━━ Material

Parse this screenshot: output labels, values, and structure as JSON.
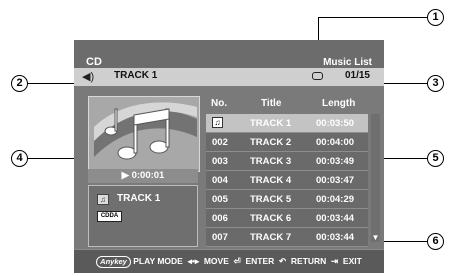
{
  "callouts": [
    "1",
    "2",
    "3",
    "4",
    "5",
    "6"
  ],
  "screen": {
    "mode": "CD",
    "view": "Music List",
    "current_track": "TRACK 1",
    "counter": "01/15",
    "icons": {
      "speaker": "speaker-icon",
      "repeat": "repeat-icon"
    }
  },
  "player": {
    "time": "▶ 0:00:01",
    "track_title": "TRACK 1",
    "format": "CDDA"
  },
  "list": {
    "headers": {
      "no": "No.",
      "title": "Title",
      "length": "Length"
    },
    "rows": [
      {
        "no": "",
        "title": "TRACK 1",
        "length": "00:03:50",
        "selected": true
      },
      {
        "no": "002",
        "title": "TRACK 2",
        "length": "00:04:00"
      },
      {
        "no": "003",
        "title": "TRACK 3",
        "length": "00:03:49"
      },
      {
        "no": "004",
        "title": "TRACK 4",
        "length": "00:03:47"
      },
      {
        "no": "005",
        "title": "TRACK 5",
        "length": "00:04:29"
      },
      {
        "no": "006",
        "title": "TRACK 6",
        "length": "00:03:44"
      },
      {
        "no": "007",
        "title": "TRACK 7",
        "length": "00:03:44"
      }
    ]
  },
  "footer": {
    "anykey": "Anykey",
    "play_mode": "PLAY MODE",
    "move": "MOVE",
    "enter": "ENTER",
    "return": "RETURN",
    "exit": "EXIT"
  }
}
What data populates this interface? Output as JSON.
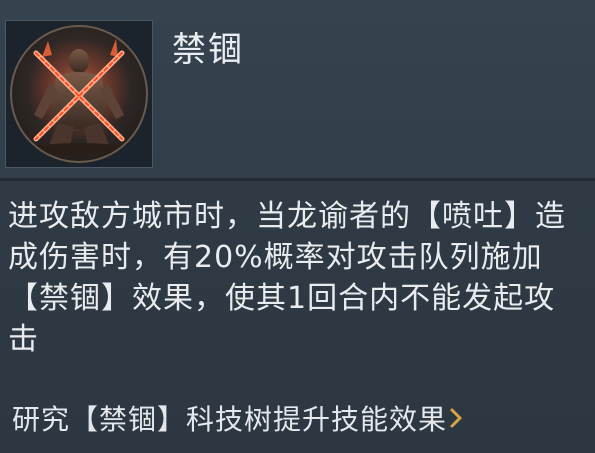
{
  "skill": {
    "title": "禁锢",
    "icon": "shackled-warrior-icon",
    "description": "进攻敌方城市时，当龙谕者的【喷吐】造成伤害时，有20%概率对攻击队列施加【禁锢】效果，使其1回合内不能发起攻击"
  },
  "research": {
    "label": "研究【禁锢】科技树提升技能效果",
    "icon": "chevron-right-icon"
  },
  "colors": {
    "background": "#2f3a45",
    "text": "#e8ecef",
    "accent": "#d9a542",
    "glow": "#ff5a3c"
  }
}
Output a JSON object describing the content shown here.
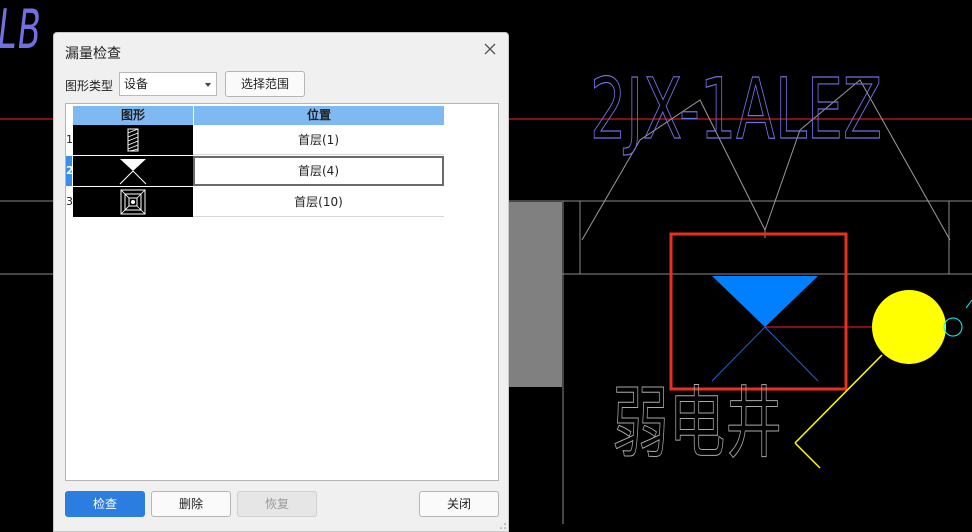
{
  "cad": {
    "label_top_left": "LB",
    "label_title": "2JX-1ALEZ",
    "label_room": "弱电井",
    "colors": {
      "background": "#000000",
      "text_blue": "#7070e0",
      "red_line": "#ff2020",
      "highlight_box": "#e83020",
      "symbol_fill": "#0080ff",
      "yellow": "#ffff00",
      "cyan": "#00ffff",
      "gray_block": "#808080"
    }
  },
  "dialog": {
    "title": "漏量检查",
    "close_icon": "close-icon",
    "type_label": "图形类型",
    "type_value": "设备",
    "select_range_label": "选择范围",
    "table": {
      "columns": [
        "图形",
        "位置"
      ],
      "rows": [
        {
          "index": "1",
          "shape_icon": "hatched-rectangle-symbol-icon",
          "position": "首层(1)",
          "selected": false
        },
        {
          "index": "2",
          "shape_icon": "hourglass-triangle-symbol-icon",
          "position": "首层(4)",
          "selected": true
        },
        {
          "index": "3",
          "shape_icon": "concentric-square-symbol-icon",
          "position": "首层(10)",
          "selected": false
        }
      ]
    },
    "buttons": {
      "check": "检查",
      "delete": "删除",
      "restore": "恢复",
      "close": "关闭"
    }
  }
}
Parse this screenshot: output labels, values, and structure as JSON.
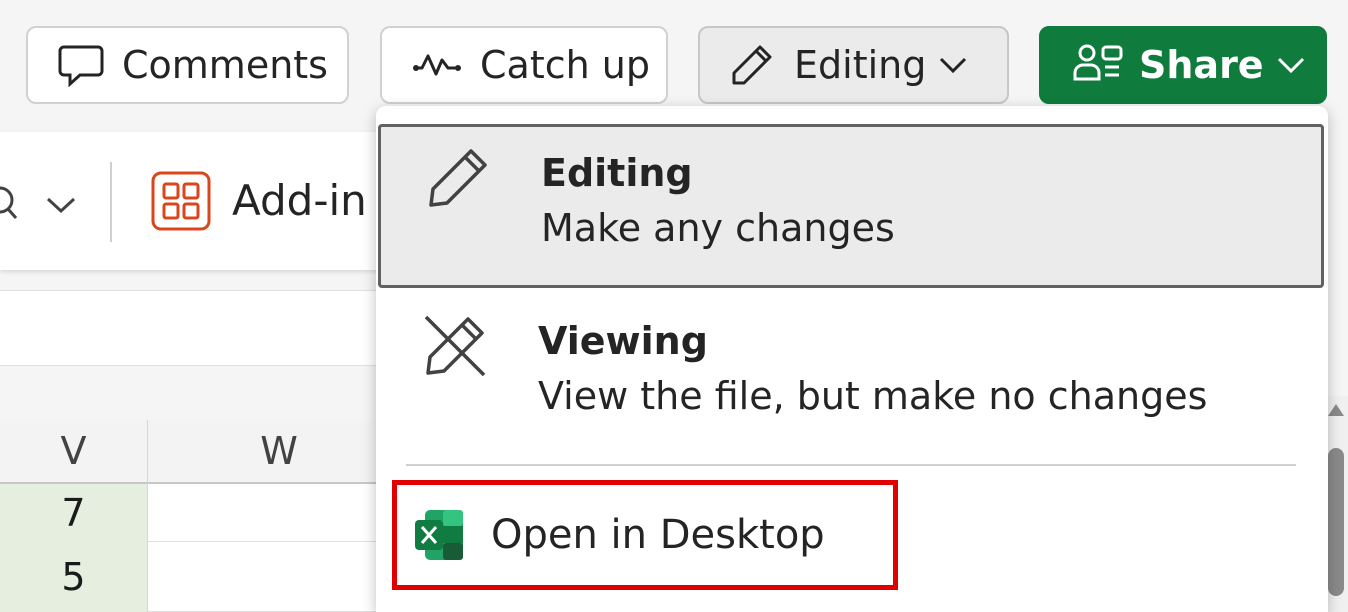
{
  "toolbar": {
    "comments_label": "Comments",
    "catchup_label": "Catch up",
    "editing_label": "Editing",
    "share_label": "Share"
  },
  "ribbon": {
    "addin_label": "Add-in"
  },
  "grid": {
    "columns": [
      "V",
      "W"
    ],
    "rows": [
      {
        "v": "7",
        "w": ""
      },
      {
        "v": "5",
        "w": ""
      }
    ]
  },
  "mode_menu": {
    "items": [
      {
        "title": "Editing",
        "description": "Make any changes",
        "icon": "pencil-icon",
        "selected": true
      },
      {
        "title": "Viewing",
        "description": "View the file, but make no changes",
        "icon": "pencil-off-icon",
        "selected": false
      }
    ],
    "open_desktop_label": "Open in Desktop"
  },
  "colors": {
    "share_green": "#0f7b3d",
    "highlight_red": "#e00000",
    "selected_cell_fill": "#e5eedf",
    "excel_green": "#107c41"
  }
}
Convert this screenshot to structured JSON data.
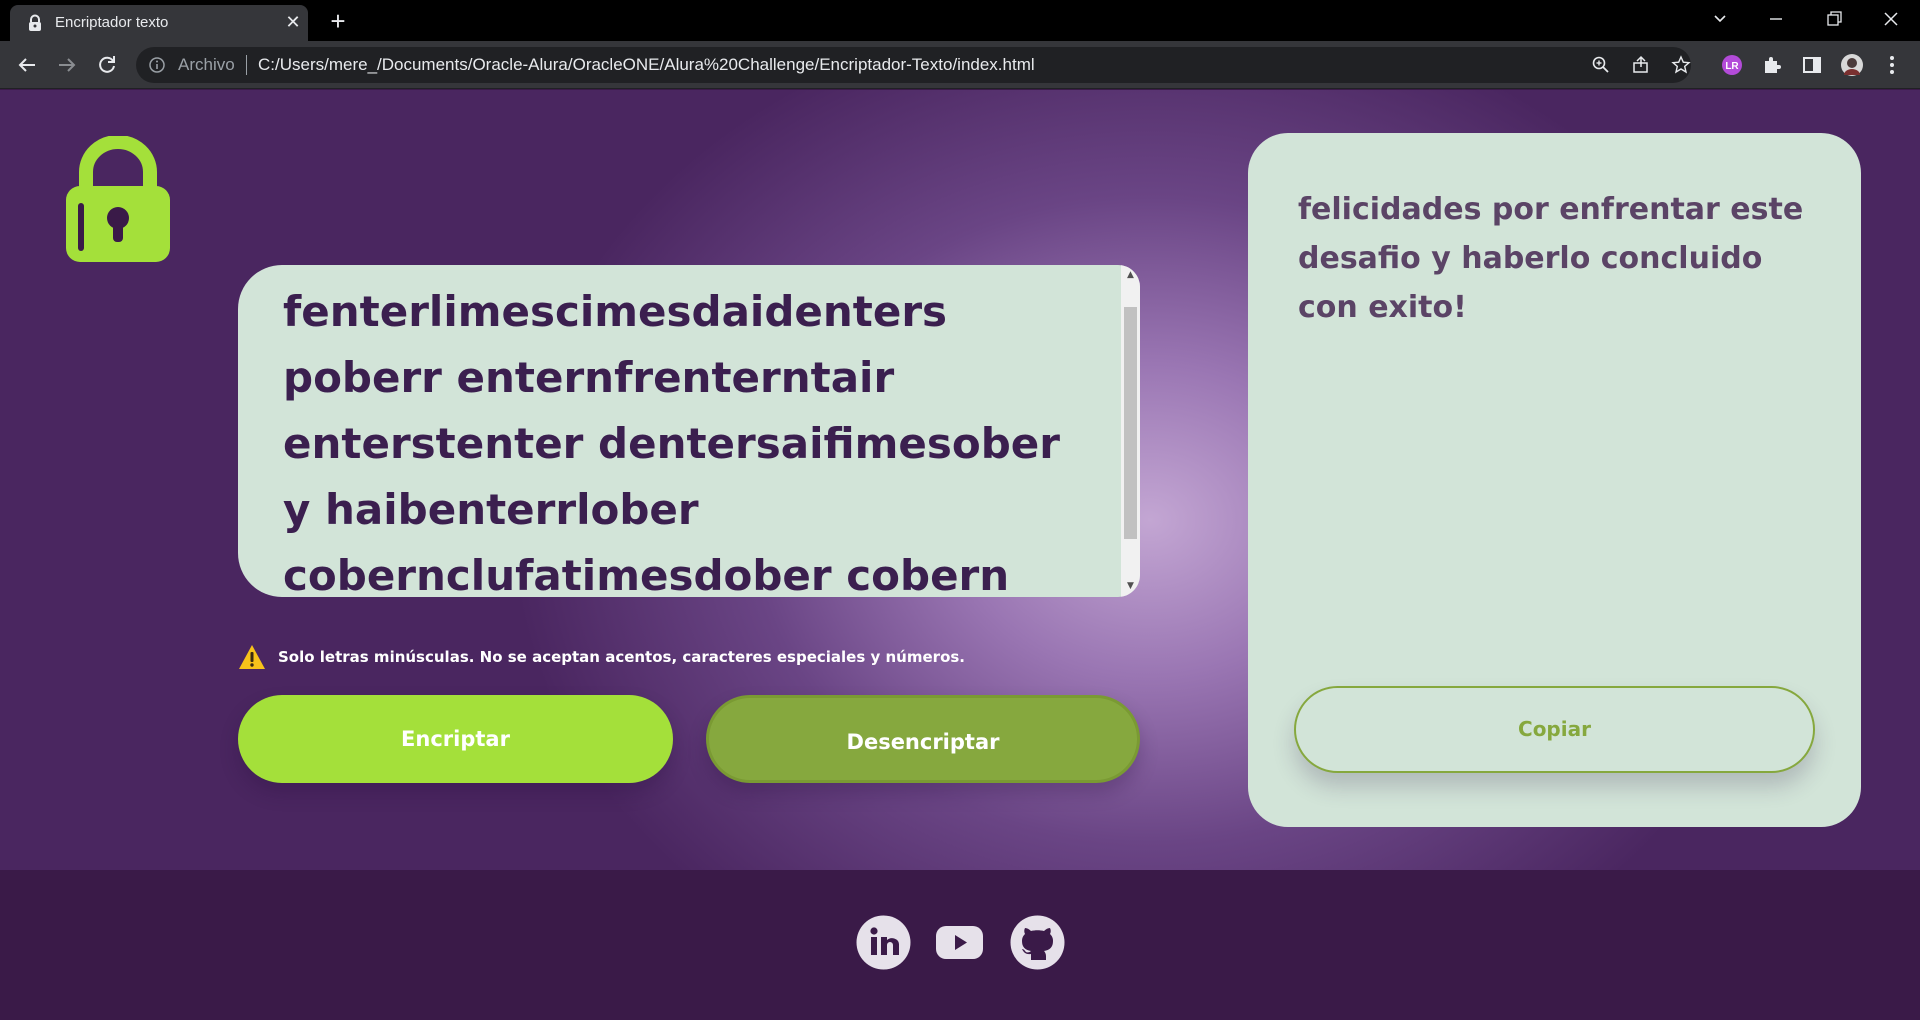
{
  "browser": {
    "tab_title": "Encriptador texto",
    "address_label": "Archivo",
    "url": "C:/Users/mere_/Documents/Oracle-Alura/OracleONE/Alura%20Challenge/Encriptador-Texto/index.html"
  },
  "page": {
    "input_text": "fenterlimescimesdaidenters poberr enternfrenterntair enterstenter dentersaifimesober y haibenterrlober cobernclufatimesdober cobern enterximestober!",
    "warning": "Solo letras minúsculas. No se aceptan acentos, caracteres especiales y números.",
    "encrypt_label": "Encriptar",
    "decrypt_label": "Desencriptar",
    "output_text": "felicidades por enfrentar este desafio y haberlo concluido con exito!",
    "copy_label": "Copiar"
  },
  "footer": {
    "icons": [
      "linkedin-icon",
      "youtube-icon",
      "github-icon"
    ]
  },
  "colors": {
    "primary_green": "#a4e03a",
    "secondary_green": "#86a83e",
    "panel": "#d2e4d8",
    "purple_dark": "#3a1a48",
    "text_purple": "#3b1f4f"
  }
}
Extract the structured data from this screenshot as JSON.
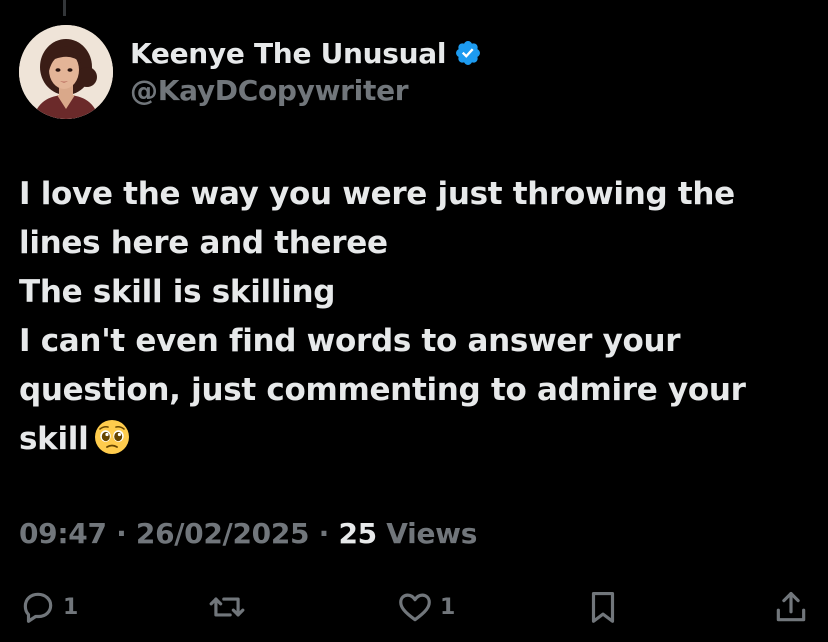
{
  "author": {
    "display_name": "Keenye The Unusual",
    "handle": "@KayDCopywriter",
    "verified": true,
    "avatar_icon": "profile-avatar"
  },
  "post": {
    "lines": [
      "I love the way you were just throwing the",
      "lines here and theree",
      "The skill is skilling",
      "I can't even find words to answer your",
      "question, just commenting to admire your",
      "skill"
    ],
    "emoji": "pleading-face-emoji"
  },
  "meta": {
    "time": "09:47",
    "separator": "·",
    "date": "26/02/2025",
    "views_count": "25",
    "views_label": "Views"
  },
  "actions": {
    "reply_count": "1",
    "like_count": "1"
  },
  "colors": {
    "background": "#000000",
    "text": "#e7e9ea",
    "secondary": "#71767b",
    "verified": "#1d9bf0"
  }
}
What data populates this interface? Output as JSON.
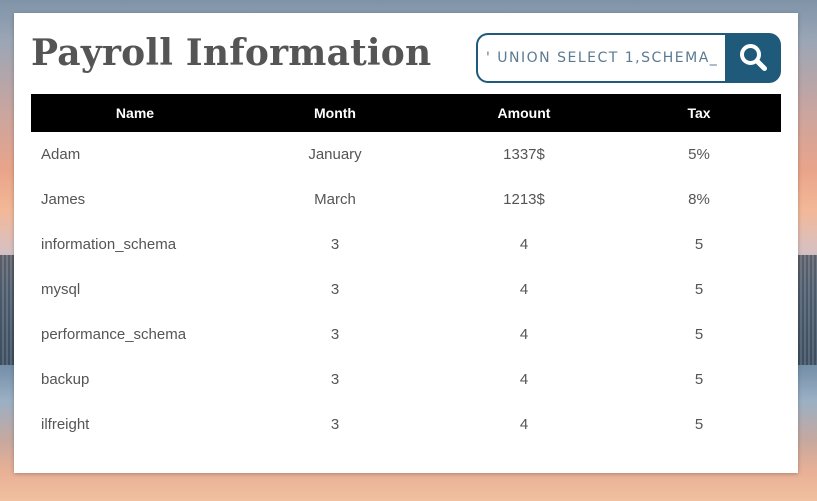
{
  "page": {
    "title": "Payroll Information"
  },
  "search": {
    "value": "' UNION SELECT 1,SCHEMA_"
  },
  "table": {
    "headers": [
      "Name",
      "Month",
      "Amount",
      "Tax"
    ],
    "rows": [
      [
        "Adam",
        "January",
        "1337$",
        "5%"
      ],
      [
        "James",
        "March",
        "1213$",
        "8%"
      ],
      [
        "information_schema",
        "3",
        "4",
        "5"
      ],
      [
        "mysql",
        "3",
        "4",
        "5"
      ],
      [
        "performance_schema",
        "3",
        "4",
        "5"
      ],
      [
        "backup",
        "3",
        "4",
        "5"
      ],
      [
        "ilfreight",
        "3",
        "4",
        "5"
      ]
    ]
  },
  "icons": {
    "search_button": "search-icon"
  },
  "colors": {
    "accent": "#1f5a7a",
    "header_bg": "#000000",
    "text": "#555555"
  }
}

━━━━

Write out all the entries again, word for word, and print no images.

Parse this screenshot: output labels, values, and structure as JSON.
{
  "callouts": [
    "1",
    "2",
    "3",
    "4",
    "5",
    "6"
  ],
  "screen": {
    "mode": "CD",
    "view": "Music List",
    "current_track": "TRACK 1",
    "counter": "01/15",
    "icons": {
      "speaker": "speaker-icon",
      "repeat": "repeat-icon"
    }
  },
  "player": {
    "time": "▶ 0:00:01",
    "track_title": "TRACK 1",
    "format": "CDDA"
  },
  "list": {
    "headers": {
      "no": "No.",
      "title": "Title",
      "length": "Length"
    },
    "rows": [
      {
        "no": "",
        "title": "TRACK 1",
        "length": "00:03:50",
        "selected": true
      },
      {
        "no": "002",
        "title": "TRACK 2",
        "length": "00:04:00"
      },
      {
        "no": "003",
        "title": "TRACK 3",
        "length": "00:03:49"
      },
      {
        "no": "004",
        "title": "TRACK 4",
        "length": "00:03:47"
      },
      {
        "no": "005",
        "title": "TRACK 5",
        "length": "00:04:29"
      },
      {
        "no": "006",
        "title": "TRACK 6",
        "length": "00:03:44"
      },
      {
        "no": "007",
        "title": "TRACK 7",
        "length": "00:03:44"
      }
    ]
  },
  "footer": {
    "anykey": "Anykey",
    "play_mode": "PLAY MODE",
    "move": "MOVE",
    "enter": "ENTER",
    "return": "RETURN",
    "exit": "EXIT"
  }
}
What data populates this interface? Output as JSON.
{
  "skill": {
    "title": "禁锢",
    "icon": "shackled-warrior-icon",
    "description": "进攻敌方城市时，当龙谕者的【喷吐】造成伤害时，有20%概率对攻击队列施加【禁锢】效果，使其1回合内不能发起攻击"
  },
  "research": {
    "label": "研究【禁锢】科技树提升技能效果",
    "icon": "chevron-right-icon"
  },
  "colors": {
    "background": "#2f3a45",
    "text": "#e8ecef",
    "accent": "#d9a542",
    "glow": "#ff5a3c"
  }
}
Output a JSON object describing the content shown here.
{
  "cad": {
    "label_top_left": "LB",
    "label_title": "2JX-1ALEZ",
    "label_room": "弱电井",
    "colors": {
      "background": "#000000",
      "text_blue": "#7070e0",
      "red_line": "#ff2020",
      "highlight_box": "#e83020",
      "symbol_fill": "#0080ff",
      "yellow": "#ffff00",
      "cyan": "#00ffff",
      "gray_block": "#808080"
    }
  },
  "dialog": {
    "title": "漏量检查",
    "close_icon": "close-icon",
    "type_label": "图形类型",
    "type_value": "设备",
    "select_range_label": "选择范围",
    "table": {
      "columns": [
        "图形",
        "位置"
      ],
      "rows": [
        {
          "index": "1",
          "shape_icon": "hatched-rectangle-symbol-icon",
          "position": "首层(1)",
          "selected": false
        },
        {
          "index": "2",
          "shape_icon": "hourglass-triangle-symbol-icon",
          "position": "首层(4)",
          "selected": true
        },
        {
          "index": "3",
          "shape_icon": "concentric-square-symbol-icon",
          "position": "首层(10)",
          "selected": false
        }
      ]
    },
    "buttons": {
      "check": "检查",
      "delete": "删除",
      "restore": "恢复",
      "close": "关闭"
    }
  }
}
Parse this screenshot: output labels, values, and structure as JSON.
{
  "toolbar": {
    "comments_label": "Comments",
    "catchup_label": "Catch up",
    "editing_label": "Editing",
    "share_label": "Share"
  },
  "ribbon": {
    "addin_label": "Add-in"
  },
  "grid": {
    "columns": [
      "V",
      "W"
    ],
    "rows": [
      {
        "v": "7",
        "w": ""
      },
      {
        "v": "5",
        "w": ""
      }
    ]
  },
  "mode_menu": {
    "items": [
      {
        "title": "Editing",
        "description": "Make any changes",
        "icon": "pencil-icon",
        "selected": true
      },
      {
        "title": "Viewing",
        "description": "View the file, but make no changes",
        "icon": "pencil-off-icon",
        "selected": false
      }
    ],
    "open_desktop_label": "Open in Desktop"
  },
  "colors": {
    "share_green": "#0f7b3d",
    "highlight_red": "#e00000",
    "selected_cell_fill": "#e5eedf",
    "excel_green": "#107c41"
  }
}
Convert this screenshot to structured JSON data.
{
  "browser": {
    "tab_title": "Encriptador texto",
    "address_label": "Archivo",
    "url": "C:/Users/mere_/Documents/Oracle-Alura/OracleONE/Alura%20Challenge/Encriptador-Texto/index.html"
  },
  "page": {
    "input_text": "fenterlimescimesdaidenters poberr enternfrenterntair enterstenter dentersaifimesober y haibenterrlober cobernclufatimesdober cobern enterximestober!",
    "warning": "Solo letras minúsculas. No se aceptan acentos, caracteres especiales y números.",
    "encrypt_label": "Encriptar",
    "decrypt_label": "Desencriptar",
    "output_text": "felicidades por enfrentar este desafio y haberlo concluido con exito!",
    "copy_label": "Copiar"
  },
  "footer": {
    "icons": [
      "linkedin-icon",
      "youtube-icon",
      "github-icon"
    ]
  },
  "colors": {
    "primary_green": "#a4e03a",
    "secondary_green": "#86a83e",
    "panel": "#d2e4d8",
    "purple_dark": "#3a1a48",
    "text_purple": "#3b1f4f"
  }
}
Extract the structured data from this screenshot as JSON.
{
  "author": {
    "display_name": "Keenye The Unusual",
    "handle": "@KayDCopywriter",
    "verified": true,
    "avatar_icon": "profile-avatar"
  },
  "post": {
    "lines": [
      "I love the way you were just throwing the",
      "lines here and theree",
      "The skill is skilling",
      "I can't even find words to answer your",
      "question, just commenting to admire your",
      "skill"
    ],
    "emoji": "pleading-face-emoji"
  },
  "meta": {
    "time": "09:47",
    "separator": "·",
    "date": "26/02/2025",
    "views_count": "25",
    "views_label": "Views"
  },
  "actions": {
    "reply_count": "1",
    "like_count": "1"
  },
  "colors": {
    "background": "#000000",
    "text": "#e7e9ea",
    "secondary": "#71767b",
    "verified": "#1d9bf0"
  }
}
What data populates this interface? Output as JSON.
{
  "page": {
    "title": "Payroll Information"
  },
  "search": {
    "value": "' UNION SELECT 1,SCHEMA_"
  },
  "table": {
    "headers": [
      "Name",
      "Month",
      "Amount",
      "Tax"
    ],
    "rows": [
      [
        "Adam",
        "January",
        "1337$",
        "5%"
      ],
      [
        "James",
        "March",
        "1213$",
        "8%"
      ],
      [
        "information_schema",
        "3",
        "4",
        "5"
      ],
      [
        "mysql",
        "3",
        "4",
        "5"
      ],
      [
        "performance_schema",
        "3",
        "4",
        "5"
      ],
      [
        "backup",
        "3",
        "4",
        "5"
      ],
      [
        "ilfreight",
        "3",
        "4",
        "5"
      ]
    ]
  },
  "icons": {
    "search_button": "search-icon"
  },
  "colors": {
    "accent": "#1f5a7a",
    "header_bg": "#000000",
    "text": "#555555"
  }
}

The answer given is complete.